Write out the full set of records exactly. Any pictures in them do not belong in the copy.
— Start Records for this task —
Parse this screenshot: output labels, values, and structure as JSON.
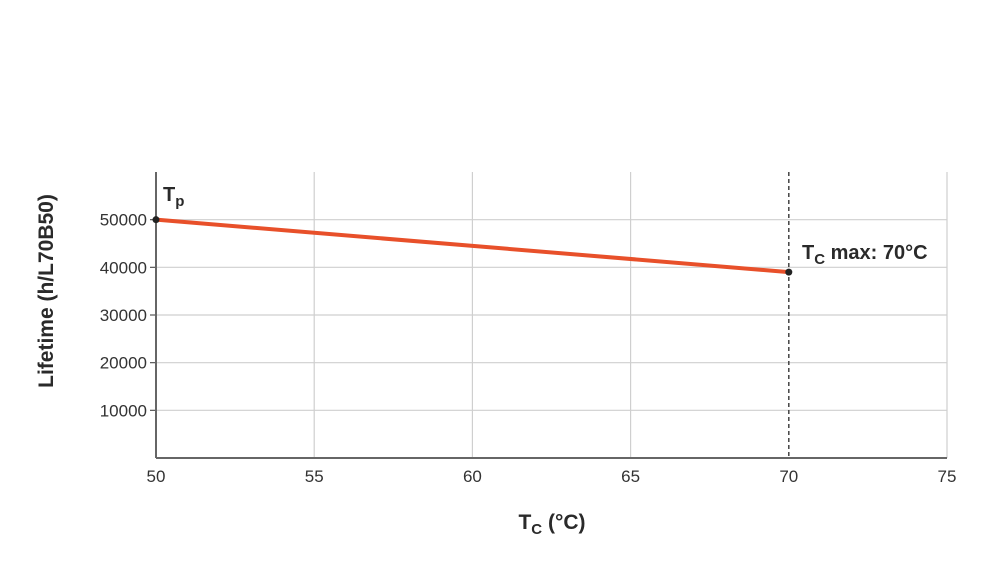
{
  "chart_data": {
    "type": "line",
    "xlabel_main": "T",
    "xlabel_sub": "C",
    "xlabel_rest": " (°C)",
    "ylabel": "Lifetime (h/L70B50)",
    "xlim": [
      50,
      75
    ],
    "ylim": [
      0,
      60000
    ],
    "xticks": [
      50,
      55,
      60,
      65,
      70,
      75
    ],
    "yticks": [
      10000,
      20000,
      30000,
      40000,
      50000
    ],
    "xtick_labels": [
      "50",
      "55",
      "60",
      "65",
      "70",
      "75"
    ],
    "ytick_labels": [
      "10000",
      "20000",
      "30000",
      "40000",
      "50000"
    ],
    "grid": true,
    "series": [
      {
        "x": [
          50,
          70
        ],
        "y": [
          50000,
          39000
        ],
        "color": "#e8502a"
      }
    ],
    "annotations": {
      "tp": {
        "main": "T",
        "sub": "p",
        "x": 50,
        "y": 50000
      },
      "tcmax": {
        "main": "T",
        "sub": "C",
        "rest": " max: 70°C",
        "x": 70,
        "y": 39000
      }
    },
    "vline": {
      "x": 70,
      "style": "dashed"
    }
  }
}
— End Records for this task —
Written solution =>
Parse this screenshot: output labels, values, and structure as JSON.
{
  "chart_data": {
    "type": "line",
    "xlabel_main": "T",
    "xlabel_sub": "C",
    "xlabel_rest": " (°C)",
    "ylabel": "Lifetime (h/L70B50)",
    "xlim": [
      50,
      75
    ],
    "ylim": [
      0,
      60000
    ],
    "xticks": [
      50,
      55,
      60,
      65,
      70,
      75
    ],
    "yticks": [
      10000,
      20000,
      30000,
      40000,
      50000
    ],
    "xtick_labels": [
      "50",
      "55",
      "60",
      "65",
      "70",
      "75"
    ],
    "ytick_labels": [
      "10000",
      "20000",
      "30000",
      "40000",
      "50000"
    ],
    "grid": true,
    "series": [
      {
        "x": [
          50,
          70
        ],
        "y": [
          50000,
          39000
        ],
        "color": "#e8502a"
      }
    ],
    "annotations": {
      "tp": {
        "main": "T",
        "sub": "p",
        "x": 50,
        "y": 50000
      },
      "tcmax": {
        "main": "T",
        "sub": "C",
        "rest": " max: 70°C",
        "x": 70,
        "y": 39000
      }
    },
    "vline": {
      "x": 70,
      "style": "dashed"
    }
  }
}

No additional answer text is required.